*** Opening DOCUMENT PASSAGE ***

[llvm] [LoongArch] Optimize vreplgr2vr + vinsgr2vr intrinsic sequence (PR #115803)

via llvm-commits llvm-commits at lists.llvm.org
Mon Nov 11 18:42:45 PST 2024


llvmbot wrote:


<!--LLVM PR SUMMARY COMMENT-->

@llvm/pr-subscribers-backend-loongarch

Author: ZhaoQi (zhaoqi5)

<details>
<summary>Changes</summary>

Inspired by https://github.com/llvm/llvm-project/issues/101624.

---
Full diff: https://github.com/llvm/llvm-project/pull/115803.diff


6 Files Affected:

- (modified) llvm/lib/Target/LoongArch/LoongArchISelLowering.cpp (+5-5) 
- (modified) llvm/lib/Target/LoongArch/LoongArchISelLowering.h (+1) 
- (modified) llvm/lib/Target/LoongArch/LoongArchLASXInstrInfo.td (+9) 
- (modified) llvm/lib/Target/LoongArch/LoongArchLSXInstrInfo.td (+12) 
- (modified) llvm/test/CodeGen/LoongArch/lasx/intrinsic-repl-ins-gr2vr.ll (+2-10) 
- (modified) llvm/test/CodeGen/LoongArch/lsx/intrinsic-repl-ins-gr2vr.ll (+4-26)

*** Closing DOCUMENT PASSAGE ***

### WORK REQUEST 1:
Answer these from the post, one answer a line and marked like the questions:
(a) What number does the pull request have?
(b) Who is listed as the author?
(c) How many files are affected?
### WORK REQUEST 2:
Please rewrite the post starting with "via llvm-commits llvm-commits" and going on through "Author: ZhaoQi (zhaoqi5)", putting "the PR bot" in place of "llvmbot".

*** Opening DATA SHOWN ***

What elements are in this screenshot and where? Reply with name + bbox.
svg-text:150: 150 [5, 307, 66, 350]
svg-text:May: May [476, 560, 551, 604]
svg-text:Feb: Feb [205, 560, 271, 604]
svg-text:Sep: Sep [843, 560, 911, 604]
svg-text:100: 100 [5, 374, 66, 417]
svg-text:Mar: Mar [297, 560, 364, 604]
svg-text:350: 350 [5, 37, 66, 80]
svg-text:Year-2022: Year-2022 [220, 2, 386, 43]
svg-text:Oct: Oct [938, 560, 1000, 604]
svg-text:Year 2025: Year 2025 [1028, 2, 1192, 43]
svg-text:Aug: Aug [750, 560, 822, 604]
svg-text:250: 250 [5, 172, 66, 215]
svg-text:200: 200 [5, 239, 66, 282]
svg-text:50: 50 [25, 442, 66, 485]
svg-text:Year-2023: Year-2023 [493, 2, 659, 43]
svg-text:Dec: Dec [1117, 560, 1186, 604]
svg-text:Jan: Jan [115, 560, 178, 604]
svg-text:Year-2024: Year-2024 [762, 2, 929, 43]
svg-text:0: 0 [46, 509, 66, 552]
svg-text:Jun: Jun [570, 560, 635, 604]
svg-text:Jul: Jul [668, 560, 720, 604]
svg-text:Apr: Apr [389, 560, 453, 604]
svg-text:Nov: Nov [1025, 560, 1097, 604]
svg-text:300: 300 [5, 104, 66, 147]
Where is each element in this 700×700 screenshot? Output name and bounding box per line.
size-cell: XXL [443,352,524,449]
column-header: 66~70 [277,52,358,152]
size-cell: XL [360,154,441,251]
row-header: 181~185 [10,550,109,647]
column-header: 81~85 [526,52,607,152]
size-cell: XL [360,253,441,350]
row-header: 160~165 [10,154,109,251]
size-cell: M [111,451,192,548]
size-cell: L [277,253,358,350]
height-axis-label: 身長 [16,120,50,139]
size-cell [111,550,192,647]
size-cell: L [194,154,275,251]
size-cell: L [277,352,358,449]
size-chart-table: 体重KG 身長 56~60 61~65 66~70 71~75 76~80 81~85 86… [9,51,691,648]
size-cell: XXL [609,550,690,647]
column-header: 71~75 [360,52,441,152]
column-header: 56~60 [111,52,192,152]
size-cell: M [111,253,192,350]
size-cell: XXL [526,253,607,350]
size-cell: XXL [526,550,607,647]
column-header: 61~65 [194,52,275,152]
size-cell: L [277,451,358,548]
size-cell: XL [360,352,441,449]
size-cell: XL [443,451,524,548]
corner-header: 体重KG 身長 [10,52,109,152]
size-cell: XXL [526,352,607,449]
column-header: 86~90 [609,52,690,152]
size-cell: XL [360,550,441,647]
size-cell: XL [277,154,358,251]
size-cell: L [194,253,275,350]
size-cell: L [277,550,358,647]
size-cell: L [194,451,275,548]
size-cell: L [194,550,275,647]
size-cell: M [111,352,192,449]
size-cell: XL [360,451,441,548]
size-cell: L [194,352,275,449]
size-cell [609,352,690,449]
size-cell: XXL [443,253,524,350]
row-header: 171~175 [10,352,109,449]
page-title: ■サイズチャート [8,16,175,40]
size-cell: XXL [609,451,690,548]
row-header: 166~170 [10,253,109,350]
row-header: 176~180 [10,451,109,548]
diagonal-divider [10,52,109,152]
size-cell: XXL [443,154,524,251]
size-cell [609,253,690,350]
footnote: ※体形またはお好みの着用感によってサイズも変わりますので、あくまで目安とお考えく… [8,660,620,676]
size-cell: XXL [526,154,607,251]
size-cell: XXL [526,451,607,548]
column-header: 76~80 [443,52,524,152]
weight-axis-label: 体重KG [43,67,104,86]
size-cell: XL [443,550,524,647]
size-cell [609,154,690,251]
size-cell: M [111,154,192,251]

*** Closing DATA SHOWN ***

### WRITTEN ANSWER 1:
(a) 115803
(b) ZhaoQi (zhaoqi5)
(c) 6

### WRITTEN ANSWER 2:
via llvm-commits llvm-commits at lists.llvm.org
Mon Nov 11 18:42:45 PST 2024


the PR bot wrote:


<!--LLVM PR SUMMARY COMMENT-->

@llvm/pr-subscribers-backend-loongarch

Author: ZhaoQi (zhaoqi5)